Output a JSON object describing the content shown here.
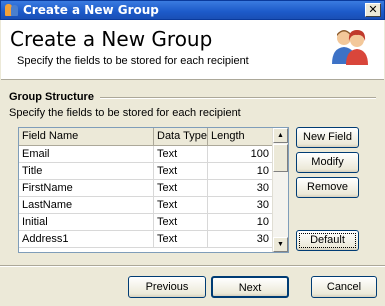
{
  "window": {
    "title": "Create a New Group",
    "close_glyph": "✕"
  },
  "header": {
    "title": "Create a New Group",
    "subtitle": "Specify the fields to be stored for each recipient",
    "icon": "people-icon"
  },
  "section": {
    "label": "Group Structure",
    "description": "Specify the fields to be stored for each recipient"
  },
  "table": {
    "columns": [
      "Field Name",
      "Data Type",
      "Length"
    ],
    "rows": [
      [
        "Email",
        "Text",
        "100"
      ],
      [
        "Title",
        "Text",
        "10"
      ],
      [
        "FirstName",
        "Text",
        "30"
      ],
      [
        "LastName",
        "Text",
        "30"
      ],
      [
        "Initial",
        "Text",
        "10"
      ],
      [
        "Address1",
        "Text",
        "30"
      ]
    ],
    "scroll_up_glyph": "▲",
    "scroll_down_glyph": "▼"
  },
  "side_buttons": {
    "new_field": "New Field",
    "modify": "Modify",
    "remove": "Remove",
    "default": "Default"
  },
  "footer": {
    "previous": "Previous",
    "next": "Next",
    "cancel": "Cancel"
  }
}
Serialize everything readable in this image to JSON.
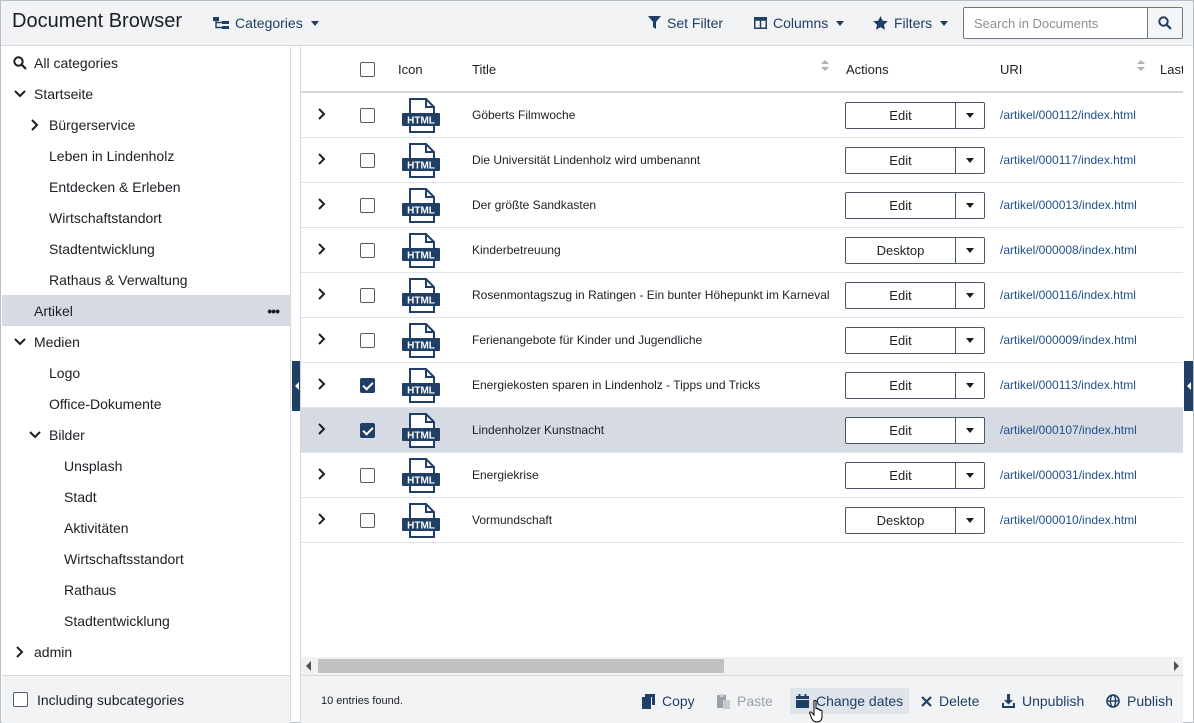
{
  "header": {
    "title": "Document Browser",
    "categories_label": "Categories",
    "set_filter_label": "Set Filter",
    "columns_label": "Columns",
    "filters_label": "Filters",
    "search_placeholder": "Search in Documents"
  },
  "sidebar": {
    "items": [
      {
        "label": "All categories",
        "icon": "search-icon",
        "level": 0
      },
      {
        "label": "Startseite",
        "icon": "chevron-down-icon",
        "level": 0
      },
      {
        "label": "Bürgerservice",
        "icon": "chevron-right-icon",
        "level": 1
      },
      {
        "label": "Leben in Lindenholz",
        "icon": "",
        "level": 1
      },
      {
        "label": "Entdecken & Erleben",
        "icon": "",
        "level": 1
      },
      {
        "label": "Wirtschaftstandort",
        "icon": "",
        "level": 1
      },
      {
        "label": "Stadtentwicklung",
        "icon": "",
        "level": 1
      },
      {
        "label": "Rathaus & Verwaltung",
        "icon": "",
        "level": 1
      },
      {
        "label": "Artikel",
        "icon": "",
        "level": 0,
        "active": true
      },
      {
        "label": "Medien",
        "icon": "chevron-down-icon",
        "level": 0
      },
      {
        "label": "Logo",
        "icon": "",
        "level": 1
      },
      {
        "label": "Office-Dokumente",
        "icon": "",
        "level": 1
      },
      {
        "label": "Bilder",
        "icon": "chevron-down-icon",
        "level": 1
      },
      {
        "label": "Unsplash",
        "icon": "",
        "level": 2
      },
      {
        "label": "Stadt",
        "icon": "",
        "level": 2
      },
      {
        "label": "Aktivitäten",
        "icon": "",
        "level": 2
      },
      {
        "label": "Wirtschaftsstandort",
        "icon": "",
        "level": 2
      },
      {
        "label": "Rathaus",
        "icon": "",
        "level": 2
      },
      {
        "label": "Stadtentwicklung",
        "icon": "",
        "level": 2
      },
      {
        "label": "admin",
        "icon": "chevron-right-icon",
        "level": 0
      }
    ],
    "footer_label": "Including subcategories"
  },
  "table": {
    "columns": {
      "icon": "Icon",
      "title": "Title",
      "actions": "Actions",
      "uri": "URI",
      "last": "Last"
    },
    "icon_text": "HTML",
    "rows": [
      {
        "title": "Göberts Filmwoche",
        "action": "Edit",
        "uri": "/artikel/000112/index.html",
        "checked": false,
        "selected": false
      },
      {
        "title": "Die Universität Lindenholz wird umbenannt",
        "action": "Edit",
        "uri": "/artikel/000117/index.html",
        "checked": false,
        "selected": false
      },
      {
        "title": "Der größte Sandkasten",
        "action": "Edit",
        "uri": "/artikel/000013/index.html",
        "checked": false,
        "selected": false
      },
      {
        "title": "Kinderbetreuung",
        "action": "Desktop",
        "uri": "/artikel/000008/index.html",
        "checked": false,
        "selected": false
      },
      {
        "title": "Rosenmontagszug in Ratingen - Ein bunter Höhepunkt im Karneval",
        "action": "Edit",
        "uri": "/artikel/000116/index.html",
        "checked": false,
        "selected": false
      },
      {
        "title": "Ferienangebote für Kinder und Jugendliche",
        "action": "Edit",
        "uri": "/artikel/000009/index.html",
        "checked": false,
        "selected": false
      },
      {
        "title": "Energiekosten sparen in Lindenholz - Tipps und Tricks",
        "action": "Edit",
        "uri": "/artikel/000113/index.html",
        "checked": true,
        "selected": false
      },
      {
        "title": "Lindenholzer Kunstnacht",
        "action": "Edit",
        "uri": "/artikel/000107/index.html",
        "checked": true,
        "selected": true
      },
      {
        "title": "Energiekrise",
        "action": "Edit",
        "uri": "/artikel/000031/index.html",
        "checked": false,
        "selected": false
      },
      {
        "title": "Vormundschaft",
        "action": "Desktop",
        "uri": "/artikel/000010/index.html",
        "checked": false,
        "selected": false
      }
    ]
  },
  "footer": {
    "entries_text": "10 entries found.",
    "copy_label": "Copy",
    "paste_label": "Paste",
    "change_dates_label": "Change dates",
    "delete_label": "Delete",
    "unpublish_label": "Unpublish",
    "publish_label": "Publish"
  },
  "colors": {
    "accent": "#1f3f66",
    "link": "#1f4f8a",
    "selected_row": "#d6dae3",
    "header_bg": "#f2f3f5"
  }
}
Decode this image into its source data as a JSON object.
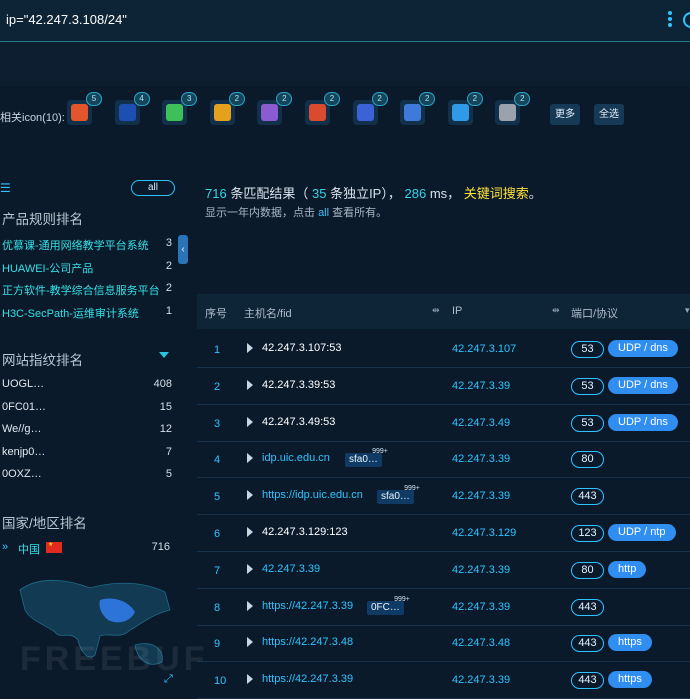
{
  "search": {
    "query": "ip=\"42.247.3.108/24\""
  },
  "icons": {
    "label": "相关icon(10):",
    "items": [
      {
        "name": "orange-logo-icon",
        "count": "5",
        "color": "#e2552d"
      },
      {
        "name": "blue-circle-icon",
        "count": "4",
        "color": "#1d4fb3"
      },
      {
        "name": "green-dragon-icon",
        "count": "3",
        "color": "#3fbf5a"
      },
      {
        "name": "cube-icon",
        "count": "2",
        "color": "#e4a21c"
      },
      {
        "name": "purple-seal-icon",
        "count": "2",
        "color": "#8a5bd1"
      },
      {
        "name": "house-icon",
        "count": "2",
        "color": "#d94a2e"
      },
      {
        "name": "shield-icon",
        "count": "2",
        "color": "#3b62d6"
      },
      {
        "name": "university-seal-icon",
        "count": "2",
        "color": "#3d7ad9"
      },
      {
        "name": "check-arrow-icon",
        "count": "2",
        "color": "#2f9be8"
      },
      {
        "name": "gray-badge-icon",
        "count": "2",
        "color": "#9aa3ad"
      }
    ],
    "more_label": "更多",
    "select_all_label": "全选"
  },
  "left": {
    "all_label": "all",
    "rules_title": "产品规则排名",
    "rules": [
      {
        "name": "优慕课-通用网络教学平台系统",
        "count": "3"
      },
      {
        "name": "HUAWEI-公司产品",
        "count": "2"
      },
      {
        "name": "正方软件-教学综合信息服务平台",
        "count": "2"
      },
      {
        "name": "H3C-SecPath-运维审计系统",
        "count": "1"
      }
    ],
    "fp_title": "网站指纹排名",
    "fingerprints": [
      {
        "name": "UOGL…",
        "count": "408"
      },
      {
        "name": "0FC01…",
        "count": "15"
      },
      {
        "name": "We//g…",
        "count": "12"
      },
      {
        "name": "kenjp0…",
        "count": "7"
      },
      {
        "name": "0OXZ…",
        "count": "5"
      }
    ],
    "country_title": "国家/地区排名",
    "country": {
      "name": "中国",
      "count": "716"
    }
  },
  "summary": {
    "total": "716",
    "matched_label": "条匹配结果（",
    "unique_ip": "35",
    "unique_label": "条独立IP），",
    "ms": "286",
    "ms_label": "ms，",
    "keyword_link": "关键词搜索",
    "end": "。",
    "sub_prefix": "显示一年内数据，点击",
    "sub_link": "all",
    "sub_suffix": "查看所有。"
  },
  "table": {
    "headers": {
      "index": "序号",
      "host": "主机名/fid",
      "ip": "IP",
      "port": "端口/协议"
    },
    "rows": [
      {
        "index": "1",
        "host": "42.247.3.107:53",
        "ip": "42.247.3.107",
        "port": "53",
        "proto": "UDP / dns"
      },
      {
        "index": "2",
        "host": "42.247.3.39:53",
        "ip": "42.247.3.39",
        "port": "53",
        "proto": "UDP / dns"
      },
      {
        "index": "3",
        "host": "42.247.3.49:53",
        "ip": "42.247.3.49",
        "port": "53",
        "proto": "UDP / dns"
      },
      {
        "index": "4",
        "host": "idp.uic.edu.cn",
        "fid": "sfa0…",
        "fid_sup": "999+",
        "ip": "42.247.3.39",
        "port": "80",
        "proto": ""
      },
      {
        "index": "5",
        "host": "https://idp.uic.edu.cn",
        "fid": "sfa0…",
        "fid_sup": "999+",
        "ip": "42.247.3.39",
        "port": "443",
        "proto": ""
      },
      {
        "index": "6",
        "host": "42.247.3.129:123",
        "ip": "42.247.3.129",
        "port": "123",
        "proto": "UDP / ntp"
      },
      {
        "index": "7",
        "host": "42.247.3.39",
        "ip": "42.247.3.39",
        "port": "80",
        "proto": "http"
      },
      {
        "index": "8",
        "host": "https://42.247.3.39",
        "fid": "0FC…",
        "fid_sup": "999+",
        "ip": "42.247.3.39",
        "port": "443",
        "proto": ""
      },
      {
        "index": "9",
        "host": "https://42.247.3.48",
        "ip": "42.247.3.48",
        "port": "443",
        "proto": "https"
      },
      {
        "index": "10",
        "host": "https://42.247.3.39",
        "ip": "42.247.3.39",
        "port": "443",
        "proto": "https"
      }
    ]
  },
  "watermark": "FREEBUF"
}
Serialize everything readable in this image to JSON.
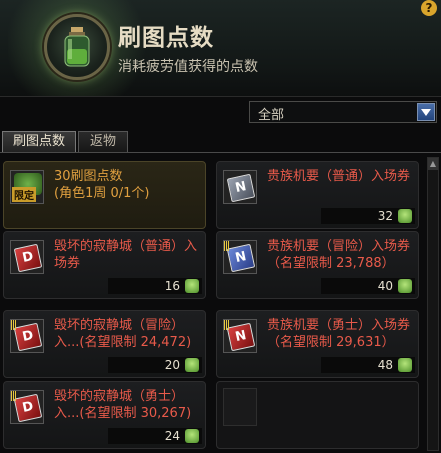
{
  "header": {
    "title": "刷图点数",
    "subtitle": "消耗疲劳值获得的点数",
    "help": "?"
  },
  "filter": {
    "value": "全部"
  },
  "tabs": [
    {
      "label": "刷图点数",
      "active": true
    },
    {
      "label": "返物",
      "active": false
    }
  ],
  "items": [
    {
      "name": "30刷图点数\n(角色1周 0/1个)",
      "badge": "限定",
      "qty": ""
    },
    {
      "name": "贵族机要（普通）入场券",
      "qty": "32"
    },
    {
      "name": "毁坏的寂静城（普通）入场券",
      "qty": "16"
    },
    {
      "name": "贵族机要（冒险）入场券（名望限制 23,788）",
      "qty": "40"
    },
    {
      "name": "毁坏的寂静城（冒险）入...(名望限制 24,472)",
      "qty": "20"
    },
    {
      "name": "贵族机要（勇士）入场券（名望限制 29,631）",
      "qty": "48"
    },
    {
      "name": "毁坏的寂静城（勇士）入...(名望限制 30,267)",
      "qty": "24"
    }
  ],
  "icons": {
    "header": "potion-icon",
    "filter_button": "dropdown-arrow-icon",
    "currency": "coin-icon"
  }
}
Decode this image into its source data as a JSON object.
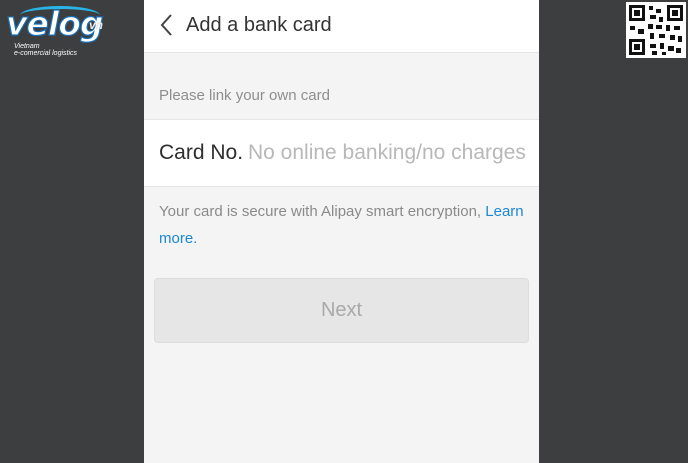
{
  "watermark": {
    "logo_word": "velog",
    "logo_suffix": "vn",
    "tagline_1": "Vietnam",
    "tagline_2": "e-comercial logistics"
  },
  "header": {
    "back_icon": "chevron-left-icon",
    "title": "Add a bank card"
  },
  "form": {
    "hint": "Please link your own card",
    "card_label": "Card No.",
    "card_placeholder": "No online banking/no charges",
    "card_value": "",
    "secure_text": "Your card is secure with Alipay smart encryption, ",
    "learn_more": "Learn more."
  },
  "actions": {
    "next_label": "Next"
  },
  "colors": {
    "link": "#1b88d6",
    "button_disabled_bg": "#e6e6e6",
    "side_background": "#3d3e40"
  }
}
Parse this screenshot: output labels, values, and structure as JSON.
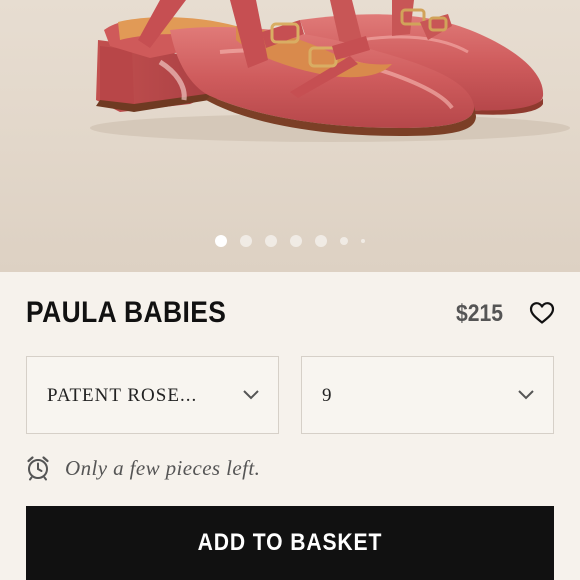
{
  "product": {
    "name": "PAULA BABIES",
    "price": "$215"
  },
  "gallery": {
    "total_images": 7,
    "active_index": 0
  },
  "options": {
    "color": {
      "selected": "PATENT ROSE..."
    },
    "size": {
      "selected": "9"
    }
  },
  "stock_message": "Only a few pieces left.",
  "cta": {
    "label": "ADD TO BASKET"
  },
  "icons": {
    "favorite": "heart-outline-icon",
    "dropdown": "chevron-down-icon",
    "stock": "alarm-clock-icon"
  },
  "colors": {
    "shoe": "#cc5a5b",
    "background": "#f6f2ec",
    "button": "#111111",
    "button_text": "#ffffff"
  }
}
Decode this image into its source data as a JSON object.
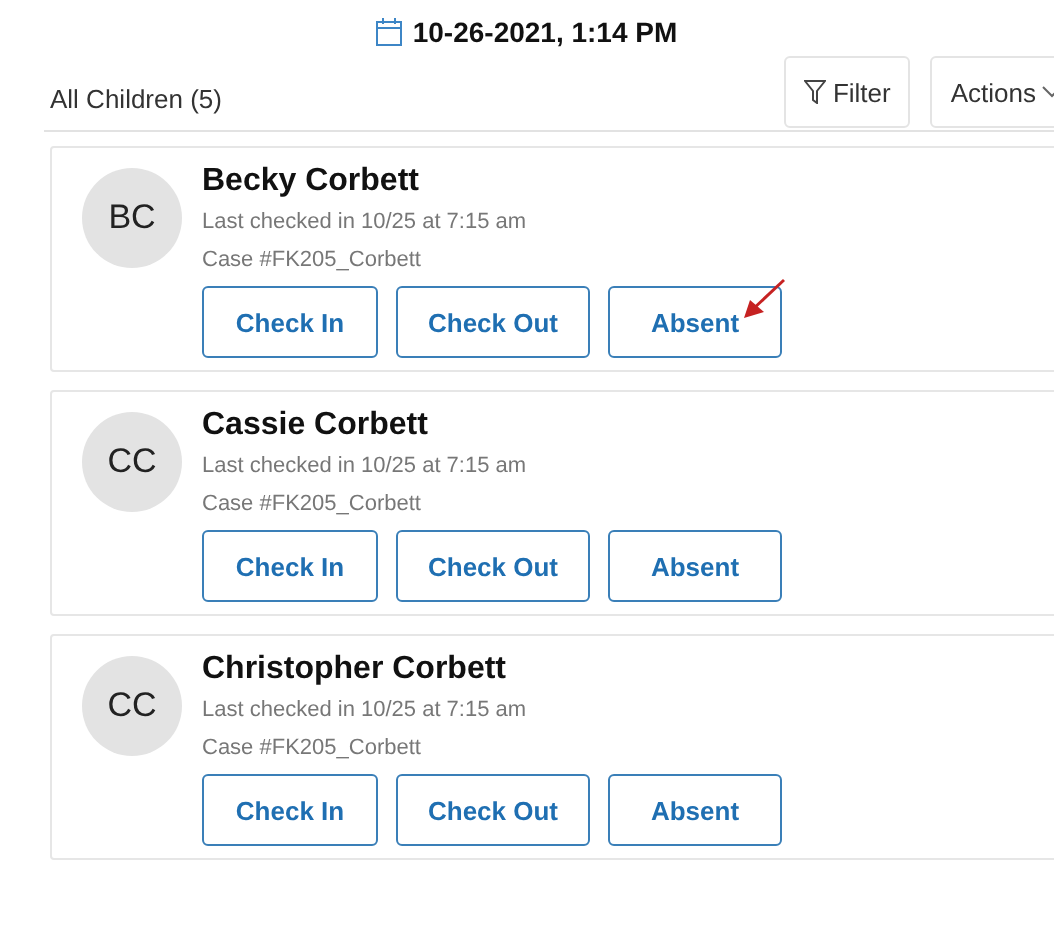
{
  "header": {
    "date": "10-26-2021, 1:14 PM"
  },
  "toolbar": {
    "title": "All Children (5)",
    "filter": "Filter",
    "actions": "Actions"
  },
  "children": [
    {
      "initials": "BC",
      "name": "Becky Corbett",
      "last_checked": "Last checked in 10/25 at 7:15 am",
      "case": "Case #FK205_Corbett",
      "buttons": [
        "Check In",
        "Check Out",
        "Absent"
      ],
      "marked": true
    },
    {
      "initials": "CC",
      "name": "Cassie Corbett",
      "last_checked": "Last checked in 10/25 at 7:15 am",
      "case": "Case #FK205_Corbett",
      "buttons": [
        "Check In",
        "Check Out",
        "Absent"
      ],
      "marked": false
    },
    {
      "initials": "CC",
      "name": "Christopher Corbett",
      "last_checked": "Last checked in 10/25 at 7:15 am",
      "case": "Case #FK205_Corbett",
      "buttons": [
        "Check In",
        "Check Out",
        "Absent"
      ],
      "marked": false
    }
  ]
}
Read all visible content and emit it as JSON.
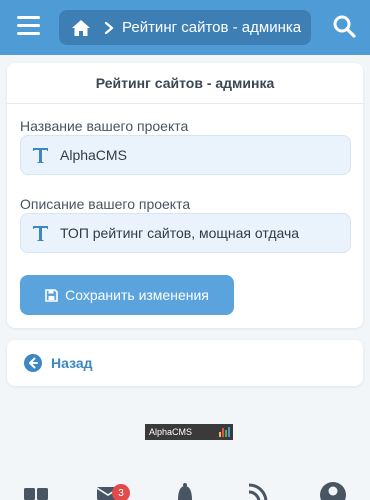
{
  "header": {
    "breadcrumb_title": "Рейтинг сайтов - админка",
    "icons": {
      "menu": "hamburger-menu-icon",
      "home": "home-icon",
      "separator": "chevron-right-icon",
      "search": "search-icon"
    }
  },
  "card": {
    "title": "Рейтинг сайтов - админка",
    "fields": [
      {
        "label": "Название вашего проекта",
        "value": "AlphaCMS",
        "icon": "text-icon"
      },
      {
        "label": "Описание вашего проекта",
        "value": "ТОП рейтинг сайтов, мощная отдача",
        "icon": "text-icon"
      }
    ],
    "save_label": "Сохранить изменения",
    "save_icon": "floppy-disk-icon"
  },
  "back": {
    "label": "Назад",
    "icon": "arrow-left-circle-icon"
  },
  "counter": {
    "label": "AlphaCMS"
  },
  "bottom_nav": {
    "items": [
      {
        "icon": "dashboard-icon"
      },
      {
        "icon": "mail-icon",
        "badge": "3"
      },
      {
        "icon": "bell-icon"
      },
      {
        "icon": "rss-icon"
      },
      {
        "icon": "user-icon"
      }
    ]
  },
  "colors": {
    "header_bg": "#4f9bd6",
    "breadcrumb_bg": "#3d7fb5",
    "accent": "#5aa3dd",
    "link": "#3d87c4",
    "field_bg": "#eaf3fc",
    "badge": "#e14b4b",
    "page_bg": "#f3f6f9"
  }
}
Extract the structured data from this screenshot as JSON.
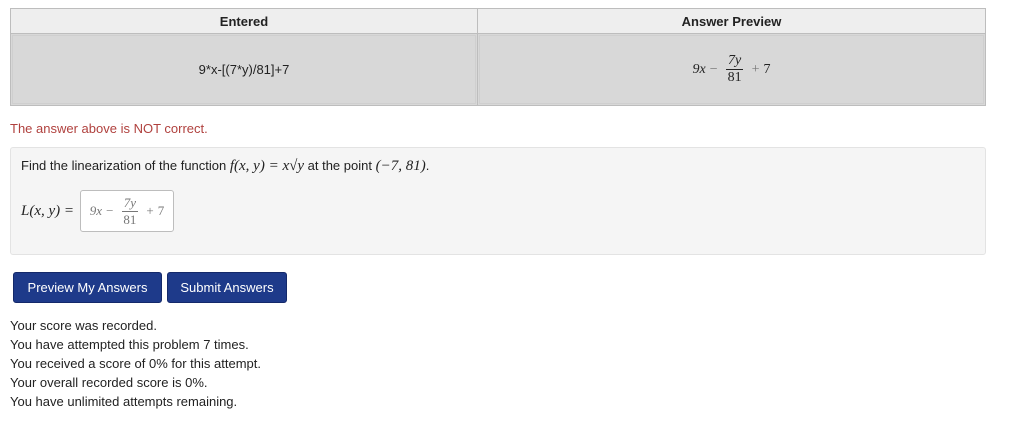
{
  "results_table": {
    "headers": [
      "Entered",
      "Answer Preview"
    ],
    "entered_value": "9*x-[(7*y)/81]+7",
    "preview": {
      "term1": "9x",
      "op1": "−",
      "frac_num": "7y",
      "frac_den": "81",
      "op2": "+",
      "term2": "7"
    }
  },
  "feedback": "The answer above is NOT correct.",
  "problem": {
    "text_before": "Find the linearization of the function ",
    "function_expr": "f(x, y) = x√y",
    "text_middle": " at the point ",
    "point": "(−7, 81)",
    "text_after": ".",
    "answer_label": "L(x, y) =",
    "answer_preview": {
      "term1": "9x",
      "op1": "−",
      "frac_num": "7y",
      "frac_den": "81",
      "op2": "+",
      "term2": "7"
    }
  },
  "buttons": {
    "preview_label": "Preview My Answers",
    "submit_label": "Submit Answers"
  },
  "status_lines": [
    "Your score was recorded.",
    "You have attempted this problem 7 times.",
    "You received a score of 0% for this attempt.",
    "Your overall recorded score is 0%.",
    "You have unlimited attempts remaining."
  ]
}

----------

DESCRIPTION OF THE TASK: Find the word "Answers" in the material, then list each line that holds it.

ANSWER FOR THE TASK:
    "preview_label": "Preview My Answers",
    "submit_label": "Submit Answers"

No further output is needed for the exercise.